WHAT IS BEING ASKED » Could you write out the records below exactly as they appear?

[Extracted data entries]
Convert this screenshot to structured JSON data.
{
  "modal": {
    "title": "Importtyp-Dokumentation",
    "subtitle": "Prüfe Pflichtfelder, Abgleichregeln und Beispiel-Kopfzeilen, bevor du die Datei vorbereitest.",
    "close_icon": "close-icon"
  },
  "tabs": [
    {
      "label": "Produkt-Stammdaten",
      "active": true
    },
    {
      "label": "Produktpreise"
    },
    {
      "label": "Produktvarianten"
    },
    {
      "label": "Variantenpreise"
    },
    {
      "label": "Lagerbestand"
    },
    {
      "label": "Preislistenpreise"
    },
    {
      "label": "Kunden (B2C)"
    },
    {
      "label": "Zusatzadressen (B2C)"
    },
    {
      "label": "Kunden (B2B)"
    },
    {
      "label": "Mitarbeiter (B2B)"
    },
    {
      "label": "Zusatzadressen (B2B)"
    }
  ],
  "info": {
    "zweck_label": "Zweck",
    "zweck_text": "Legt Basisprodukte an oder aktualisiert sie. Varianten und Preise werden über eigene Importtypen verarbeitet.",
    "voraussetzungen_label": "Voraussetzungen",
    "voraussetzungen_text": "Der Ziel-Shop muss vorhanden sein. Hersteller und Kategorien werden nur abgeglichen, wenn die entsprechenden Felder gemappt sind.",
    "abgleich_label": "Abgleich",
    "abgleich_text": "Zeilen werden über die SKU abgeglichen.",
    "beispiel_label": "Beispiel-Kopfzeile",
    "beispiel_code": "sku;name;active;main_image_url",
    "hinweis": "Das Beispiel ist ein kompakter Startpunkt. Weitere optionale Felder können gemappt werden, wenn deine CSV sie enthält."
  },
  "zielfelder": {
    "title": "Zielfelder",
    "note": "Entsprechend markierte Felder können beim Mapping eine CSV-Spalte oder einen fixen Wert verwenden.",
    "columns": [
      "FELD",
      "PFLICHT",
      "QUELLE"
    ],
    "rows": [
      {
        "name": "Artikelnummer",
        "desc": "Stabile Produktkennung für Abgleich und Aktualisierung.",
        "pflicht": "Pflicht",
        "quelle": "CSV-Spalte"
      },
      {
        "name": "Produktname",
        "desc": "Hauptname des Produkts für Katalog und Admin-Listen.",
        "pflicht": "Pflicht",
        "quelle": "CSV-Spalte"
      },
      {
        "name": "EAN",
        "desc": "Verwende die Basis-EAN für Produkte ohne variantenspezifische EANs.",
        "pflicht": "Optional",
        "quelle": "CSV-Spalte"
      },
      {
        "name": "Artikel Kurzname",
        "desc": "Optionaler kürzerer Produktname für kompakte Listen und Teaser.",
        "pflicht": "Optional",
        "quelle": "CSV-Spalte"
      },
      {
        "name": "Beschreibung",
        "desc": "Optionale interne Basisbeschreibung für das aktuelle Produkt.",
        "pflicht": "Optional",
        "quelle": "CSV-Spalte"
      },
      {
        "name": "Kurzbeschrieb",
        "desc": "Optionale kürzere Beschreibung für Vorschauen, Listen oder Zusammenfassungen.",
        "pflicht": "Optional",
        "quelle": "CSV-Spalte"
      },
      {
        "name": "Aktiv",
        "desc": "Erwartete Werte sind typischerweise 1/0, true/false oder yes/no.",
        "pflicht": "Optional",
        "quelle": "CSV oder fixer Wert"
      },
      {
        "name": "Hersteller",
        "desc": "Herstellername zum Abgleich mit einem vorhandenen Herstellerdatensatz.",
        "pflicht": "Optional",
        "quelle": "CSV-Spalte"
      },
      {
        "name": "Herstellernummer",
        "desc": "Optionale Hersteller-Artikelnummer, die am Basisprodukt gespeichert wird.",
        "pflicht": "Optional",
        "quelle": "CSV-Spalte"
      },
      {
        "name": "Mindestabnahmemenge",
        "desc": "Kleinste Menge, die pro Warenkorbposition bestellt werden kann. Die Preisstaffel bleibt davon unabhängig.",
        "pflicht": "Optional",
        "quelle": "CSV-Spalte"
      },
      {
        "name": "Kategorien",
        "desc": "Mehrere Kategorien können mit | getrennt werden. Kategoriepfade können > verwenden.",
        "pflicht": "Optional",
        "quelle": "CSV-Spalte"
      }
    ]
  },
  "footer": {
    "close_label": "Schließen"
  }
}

RESPONSE TO THIS EXERCISE »
Convert this screenshot to structured JSON data.
{
  "modal": {
    "title": "Importtyp-Dokumentation",
    "subtitle": "Prüfe Pflichtfelder, Abgleichregeln und Beispiel-Kopfzeilen, bevor du die Datei vorbereitest.",
    "close_icon": "close-icon"
  },
  "tabs": [
    {
      "label": "Produkt-Stammdaten",
      "active": true
    },
    {
      "label": "Produktpreise"
    },
    {
      "label": "Produktvarianten"
    },
    {
      "label": "Variantenpreise"
    },
    {
      "label": "Lagerbestand"
    },
    {
      "label": "Preislistenpreise"
    },
    {
      "label": "Kunden (B2C)"
    },
    {
      "label": "Zusatzadressen (B2C)"
    },
    {
      "label": "Kunden (B2B)"
    },
    {
      "label": "Mitarbeiter (B2B)"
    },
    {
      "label": "Zusatzadressen (B2B)"
    }
  ],
  "info": {
    "zweck_label": "Zweck",
    "zweck_text": "Legt Basisprodukte an oder aktualisiert sie. Varianten und Preise werden über eigene Importtypen verarbeitet.",
    "voraussetzungen_label": "Voraussetzungen",
    "voraussetzungen_text": "Der Ziel-Shop muss vorhanden sein. Hersteller und Kategorien werden nur abgeglichen, wenn die entsprechenden Felder gemappt sind.",
    "abgleich_label": "Abgleich",
    "abgleich_text": "Zeilen werden über die SKU abgeglichen.",
    "beispiel_label": "Beispiel-Kopfzeile",
    "beispiel_code": "sku;name;active;main_image_url",
    "hinweis": "Das Beispiel ist ein kompakter Startpunkt. Weitere optionale Felder können gemappt werden, wenn deine CSV sie enthält."
  },
  "zielfelder": {
    "title": "Zielfelder",
    "note": "Entsprechend markierte Felder können beim Mapping eine CSV-Spalte oder einen fixen Wert verwenden.",
    "columns": [
      "FELD",
      "PFLICHT",
      "QUELLE"
    ],
    "rows": [
      {
        "name": "Artikelnummer",
        "desc": "Stabile Produktkennung für Abgleich und Aktualisierung.",
        "pflicht": "Pflicht",
        "quelle": "CSV-Spalte"
      },
      {
        "name": "Produktname",
        "desc": "Hauptname des Produkts für Katalog und Admin-Listen.",
        "pflicht": "Pflicht",
        "quelle": "CSV-Spalte"
      },
      {
        "name": "EAN",
        "desc": "Verwende die Basis-EAN für Produkte ohne variantenspezifische EANs.",
        "pflicht": "Optional",
        "quelle": "CSV-Spalte"
      },
      {
        "name": "Artikel Kurzname",
        "desc": "Optionaler kürzerer Produktname für kompakte Listen und Teaser.",
        "pflicht": "Optional",
        "quelle": "CSV-Spalte"
      },
      {
        "name": "Beschreibung",
        "desc": "Optionale interne Basisbeschreibung für das aktuelle Produkt.",
        "pflicht": "Optional",
        "quelle": "CSV-Spalte"
      },
      {
        "name": "Kurzbeschrieb",
        "desc": "Optionale kürzere Beschreibung für Vorschauen, Listen oder Zusammenfassungen.",
        "pflicht": "Optional",
        "quelle": "CSV-Spalte"
      },
      {
        "name": "Aktiv",
        "desc": "Erwartete Werte sind typischerweise 1/0, true/false oder yes/no.",
        "pflicht": "Optional",
        "quelle": "CSV oder fixer Wert"
      },
      {
        "name": "Hersteller",
        "desc": "Herstellername zum Abgleich mit einem vorhandenen Herstellerdatensatz.",
        "pflicht": "Optional",
        "quelle": "CSV-Spalte"
      },
      {
        "name": "Herstellernummer",
        "desc": "Optionale Hersteller-Artikelnummer, die am Basisprodukt gespeichert wird.",
        "pflicht": "Optional",
        "quelle": "CSV-Spalte"
      },
      {
        "name": "Mindestabnahmemenge",
        "desc": "Kleinste Menge, die pro Warenkorbposition bestellt werden kann. Die Preisstaffel bleibt davon unabhängig.",
        "pflicht": "Optional",
        "quelle": "CSV-Spalte"
      },
      {
        "name": "Kategorien",
        "desc": "Mehrere Kategorien können mit | getrennt werden. Kategoriepfade können > verwenden.",
        "pflicht": "Optional",
        "quelle": "CSV-Spalte"
      }
    ]
  },
  "footer": {
    "close_label": "Schließen"
  }
}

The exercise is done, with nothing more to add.